» Verilen metin

---

Şiirkent’in Kimliksiz Mültecisi

YAVUZ DOĞAN
Şiirkent’in Kimliksiz Mültecisi
 
– Şiire, şaire ve şair(e), vesaire –
 
Kısım 1.) Giriş ya da “Destur” niyetine
 
Öyledir…
 
Yıldızların karanlıkla kucaklaştıkları vakitte, bir çoban kavalına sığınmış yitik bir ağıda benzerken gece, kadim çağların sırrını taşıyan bir rüzgâr dokunup asırlık bir çınarın kalabalık dallarına; “kün” ile başlayıp “ikra” ile devam eden bir gizi fısıldar usul usul. Buğulu sesinin tınısına kapılan taze tomurcuklar kopar annelerinin şefkatli ellerinden ve yavaş yavaş süzülüp konar toprağın bereketli kollarına. Sis çöker apansız, bir yağmur çiseler ince ince, tomurcuklar filize, filiz meyveye durur. Bir beden var ederken kendini başka bir bedenden koparak, yeni evlatlar doğar yeşeren dallarından.
 
Kimine “kâğıt” denir, kimine “kalem”.
 
Ve aynı annenin evlatları, bir kez daha buluşur gizli bir öznenin hüzünlü gölgesinde.
 
Adı bir dua ile kulağına üflenir.
 
Öyledir…
 
Parmakları tütün gözleri hasret kokan bir uykusuz düş görürken gündüz vakti, bir martı simidini düşürürken denize, su yutarken bir balık, bir yalnız göğe batırırken kirpiklerini ve kararırken gün aniden; bir sahil kasabası Eylül'e, Eylül güze, güz hüzne, hüzün yağmura döner yüzünü.
 
Bir kaç damla düşer kâğıda, adı "şiir" konulur.
 
Öyledir…
 
Spartaküs'ün kollarında kırılan zincir, kuşatılmış bir kentte dalgalanan son bayrak, Pir Sultan'a dokunan gülde diken, Kızıldeniz'de asa, Filistin'de patlamamış el bombasıyla top oynayan çocuk, siperde mermisi tükenmiş asker, mezarda dua bekleyen ölü, yağmurlu bir gecede bulutlara direnen yıldız, çölde vaha, denizde liman, kaleme kâğıt, kâğıda derttir şiir..
 
Öyledir…          
 
Bağlamada umudu, rahlede Kuran'ı, ezanda felahı, bir anne duasında huzuru aramak, huzuru bulmak, huzuru anlatmaktır şiir.

---

» Görev yönergesi
Şiir üzerine yazılmış metnin "Ve aynı annenin" sözleriyle başlayıp "kâğıda derttir şiir.." sözleri de dahil olmak üzere orada biten kısmını, "martı" yerine "karga" koyarak yeniden yazın. Kayıtların bu işle hiçbir ilgisi yoktur.

» Sağlanan kayıtlar
---

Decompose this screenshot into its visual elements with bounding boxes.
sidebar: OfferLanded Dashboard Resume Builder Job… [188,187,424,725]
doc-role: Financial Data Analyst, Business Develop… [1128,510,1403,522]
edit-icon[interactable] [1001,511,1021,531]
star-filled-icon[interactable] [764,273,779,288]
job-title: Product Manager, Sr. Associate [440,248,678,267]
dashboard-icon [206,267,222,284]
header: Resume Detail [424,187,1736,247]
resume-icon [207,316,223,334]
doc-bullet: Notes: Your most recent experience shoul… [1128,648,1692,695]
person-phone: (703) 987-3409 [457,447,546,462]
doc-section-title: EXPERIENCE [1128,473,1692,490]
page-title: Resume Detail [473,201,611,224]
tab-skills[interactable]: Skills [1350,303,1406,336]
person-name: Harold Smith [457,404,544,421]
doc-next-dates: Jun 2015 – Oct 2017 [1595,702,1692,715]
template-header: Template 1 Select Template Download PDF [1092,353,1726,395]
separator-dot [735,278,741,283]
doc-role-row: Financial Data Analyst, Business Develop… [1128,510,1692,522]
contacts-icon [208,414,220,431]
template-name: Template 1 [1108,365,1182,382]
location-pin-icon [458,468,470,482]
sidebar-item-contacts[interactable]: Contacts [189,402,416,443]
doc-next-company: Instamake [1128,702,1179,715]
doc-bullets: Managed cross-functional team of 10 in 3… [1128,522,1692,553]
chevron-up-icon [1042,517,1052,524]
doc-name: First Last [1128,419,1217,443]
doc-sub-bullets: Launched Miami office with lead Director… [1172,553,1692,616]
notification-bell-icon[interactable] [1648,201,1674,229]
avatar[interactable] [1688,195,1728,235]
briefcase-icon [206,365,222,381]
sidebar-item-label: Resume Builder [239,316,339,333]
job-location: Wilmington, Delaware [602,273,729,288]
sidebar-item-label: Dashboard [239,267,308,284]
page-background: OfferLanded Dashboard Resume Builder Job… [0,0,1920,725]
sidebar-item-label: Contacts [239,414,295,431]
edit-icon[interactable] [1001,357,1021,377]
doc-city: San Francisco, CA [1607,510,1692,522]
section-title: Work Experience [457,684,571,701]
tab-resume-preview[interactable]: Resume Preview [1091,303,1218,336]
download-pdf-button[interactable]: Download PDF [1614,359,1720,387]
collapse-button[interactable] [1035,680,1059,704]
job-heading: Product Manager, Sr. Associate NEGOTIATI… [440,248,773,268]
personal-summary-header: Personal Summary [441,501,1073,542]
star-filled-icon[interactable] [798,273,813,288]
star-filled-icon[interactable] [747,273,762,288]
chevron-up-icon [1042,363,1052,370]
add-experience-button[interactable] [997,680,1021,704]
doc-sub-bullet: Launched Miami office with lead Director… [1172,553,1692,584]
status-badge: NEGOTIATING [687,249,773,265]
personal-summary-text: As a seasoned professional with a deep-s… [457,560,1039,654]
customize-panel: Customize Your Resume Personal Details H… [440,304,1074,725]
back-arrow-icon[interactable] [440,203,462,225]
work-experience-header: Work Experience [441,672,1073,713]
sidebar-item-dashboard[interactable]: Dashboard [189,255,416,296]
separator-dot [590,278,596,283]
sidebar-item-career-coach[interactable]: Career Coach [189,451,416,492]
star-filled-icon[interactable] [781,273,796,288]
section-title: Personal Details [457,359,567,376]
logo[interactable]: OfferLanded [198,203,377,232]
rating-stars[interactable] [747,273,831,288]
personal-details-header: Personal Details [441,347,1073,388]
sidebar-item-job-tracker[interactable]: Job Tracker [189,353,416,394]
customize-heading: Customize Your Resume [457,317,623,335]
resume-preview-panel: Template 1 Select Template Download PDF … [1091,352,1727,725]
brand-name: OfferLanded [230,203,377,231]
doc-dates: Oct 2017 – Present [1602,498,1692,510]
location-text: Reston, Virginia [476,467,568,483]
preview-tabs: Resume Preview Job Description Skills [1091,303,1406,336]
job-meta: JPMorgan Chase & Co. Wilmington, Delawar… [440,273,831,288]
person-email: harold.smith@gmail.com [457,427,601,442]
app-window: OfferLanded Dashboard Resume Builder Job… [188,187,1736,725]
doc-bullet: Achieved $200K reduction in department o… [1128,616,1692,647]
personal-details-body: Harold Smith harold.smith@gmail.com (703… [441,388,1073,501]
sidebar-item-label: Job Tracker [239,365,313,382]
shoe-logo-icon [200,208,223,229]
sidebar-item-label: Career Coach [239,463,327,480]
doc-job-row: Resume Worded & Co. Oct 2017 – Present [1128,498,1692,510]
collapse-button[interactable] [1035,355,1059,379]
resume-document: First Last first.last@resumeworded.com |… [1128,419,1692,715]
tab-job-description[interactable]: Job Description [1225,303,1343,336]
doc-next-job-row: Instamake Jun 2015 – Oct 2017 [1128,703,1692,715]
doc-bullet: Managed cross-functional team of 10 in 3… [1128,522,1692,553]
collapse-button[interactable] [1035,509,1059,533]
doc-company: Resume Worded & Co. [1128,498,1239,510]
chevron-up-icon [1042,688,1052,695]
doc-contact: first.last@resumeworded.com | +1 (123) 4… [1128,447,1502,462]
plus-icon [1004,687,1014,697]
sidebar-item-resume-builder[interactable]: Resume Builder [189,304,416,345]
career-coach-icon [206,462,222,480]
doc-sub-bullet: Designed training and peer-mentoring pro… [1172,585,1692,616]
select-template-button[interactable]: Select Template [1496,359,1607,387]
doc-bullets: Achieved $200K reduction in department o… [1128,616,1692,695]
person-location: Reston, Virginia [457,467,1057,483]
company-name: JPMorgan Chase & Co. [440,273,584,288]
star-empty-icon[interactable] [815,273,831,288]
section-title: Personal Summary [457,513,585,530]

---

» Yazılı yanıt
Ve aynı annenin evlatları, bir kez daha buluşur gizli bir öznenin hüzünlü gölgesinde.
 
Adı bir dua ile kulağına üflenir.
 
Öyledir…
 
Parmakları tütün gözleri hasret kokan bir uykusuz düş görürken gündüz vakti, bir karga simidini düşürürken denize, su yutarken bir balık, bir yalnız göğe batırırken kirpiklerini ve kararırken gün aniden; bir sahil kasabası Eylül'e, Eylül güze, güz hüzne, hüzün yağmura döner yüzünü.
 
Bir kaç damla düşer kâğıda, adı "şiir" konulur.
 
Öyledir…
 
Spartaküs'ün kollarında kırılan zincir, kuşatılmış bir kentte dalgalanan son bayrak, Pir Sultan'a dokunan gülde diken, Kızıldeniz'de asa, Filistin'de patlamamış el bombasıyla top oynayan çocuk, siperde mermisi tükenmiş asker, mezarda dua bekleyen ölü, yağmurlu bir gecede bulutlara direnen yıldız, çölde vaha, denizde liman, kaleme kâğıt, kâğıda derttir şiir..